■ **TASK INSTRUCTIONS**
Each line containing the word "this" must be collected.

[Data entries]
--*--

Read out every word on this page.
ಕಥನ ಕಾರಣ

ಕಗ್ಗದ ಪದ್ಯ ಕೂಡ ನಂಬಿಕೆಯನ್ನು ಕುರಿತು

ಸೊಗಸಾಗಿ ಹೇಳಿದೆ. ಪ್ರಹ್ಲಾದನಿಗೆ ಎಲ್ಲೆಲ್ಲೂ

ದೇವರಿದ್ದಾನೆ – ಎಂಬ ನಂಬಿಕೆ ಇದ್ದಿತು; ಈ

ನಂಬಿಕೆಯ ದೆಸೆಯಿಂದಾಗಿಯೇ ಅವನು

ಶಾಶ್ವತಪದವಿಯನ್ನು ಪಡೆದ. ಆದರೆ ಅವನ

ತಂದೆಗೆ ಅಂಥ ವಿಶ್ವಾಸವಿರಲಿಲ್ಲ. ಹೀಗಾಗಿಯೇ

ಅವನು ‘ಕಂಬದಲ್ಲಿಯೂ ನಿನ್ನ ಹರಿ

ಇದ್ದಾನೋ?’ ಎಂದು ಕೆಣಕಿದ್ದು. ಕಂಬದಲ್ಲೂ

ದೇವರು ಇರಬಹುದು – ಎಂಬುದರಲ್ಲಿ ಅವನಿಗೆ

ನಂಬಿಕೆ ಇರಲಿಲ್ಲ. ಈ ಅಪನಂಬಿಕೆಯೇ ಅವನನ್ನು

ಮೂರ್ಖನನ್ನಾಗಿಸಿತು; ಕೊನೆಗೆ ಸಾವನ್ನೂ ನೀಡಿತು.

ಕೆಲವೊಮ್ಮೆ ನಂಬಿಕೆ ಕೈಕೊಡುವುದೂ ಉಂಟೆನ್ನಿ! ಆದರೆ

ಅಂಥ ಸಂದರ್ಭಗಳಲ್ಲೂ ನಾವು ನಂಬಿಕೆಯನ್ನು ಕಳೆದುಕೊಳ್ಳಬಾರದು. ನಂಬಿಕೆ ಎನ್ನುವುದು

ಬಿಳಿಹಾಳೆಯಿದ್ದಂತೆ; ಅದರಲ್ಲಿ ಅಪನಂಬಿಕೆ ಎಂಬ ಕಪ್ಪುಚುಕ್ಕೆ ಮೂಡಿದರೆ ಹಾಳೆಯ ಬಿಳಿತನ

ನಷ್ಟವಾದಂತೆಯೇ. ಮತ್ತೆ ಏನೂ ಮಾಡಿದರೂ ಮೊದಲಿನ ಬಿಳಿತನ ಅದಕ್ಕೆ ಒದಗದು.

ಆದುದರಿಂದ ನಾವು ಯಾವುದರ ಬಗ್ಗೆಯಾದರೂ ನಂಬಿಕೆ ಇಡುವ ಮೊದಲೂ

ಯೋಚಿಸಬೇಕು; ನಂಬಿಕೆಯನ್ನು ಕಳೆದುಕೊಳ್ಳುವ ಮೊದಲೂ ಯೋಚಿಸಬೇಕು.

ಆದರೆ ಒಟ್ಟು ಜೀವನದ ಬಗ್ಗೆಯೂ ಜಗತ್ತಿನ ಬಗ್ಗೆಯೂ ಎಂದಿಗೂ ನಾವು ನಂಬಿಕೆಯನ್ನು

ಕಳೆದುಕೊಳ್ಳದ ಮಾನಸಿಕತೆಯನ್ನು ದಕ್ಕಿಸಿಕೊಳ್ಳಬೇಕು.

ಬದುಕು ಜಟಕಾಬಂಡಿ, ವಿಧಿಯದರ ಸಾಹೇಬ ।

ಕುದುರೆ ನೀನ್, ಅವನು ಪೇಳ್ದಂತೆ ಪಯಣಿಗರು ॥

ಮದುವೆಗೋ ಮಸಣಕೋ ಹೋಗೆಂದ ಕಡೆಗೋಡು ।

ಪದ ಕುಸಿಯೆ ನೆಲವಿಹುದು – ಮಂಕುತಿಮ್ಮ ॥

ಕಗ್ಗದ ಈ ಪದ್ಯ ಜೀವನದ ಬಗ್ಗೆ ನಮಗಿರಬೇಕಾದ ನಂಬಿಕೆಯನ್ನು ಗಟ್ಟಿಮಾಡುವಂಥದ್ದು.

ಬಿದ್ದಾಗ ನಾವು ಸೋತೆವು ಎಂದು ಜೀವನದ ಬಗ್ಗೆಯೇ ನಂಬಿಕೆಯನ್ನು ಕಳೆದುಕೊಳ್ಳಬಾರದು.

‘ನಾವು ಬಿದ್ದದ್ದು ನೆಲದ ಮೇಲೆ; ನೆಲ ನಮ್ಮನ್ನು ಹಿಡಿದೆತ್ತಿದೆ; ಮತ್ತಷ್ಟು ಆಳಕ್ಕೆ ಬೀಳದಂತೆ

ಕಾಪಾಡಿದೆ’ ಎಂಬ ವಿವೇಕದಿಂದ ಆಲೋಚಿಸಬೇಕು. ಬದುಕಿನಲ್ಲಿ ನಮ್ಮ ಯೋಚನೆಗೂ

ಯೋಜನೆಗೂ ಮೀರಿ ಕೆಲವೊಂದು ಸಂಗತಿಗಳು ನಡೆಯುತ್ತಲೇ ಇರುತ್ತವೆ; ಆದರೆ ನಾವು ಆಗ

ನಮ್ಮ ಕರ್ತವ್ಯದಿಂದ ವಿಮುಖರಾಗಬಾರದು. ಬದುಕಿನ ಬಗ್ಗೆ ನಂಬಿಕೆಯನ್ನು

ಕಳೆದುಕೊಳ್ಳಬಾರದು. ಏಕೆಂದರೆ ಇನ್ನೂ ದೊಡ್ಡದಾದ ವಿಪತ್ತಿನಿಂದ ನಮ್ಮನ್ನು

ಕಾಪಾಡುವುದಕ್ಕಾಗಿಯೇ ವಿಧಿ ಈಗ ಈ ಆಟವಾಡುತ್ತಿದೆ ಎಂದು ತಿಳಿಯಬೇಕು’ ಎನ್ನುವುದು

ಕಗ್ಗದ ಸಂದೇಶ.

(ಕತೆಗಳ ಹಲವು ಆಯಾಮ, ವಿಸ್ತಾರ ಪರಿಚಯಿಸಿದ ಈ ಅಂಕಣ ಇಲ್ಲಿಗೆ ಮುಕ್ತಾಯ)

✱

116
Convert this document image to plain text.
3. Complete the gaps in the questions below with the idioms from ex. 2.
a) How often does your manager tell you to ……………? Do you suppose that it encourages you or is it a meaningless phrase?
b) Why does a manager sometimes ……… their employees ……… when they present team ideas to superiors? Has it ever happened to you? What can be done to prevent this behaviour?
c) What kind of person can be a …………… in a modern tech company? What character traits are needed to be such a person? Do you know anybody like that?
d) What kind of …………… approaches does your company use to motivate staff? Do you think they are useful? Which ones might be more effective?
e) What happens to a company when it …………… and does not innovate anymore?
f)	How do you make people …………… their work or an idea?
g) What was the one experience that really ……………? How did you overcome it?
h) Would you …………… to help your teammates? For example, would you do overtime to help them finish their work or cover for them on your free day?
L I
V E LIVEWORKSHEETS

--*--

■ **TASK ANSWER**
Read out every word on this page.
Convert this document image to plain text.
b) Why does a manager sometimes ……… their employees ……… when they present team ideas to superiors? Has it ever happened to you? What can be done to prevent this behaviour?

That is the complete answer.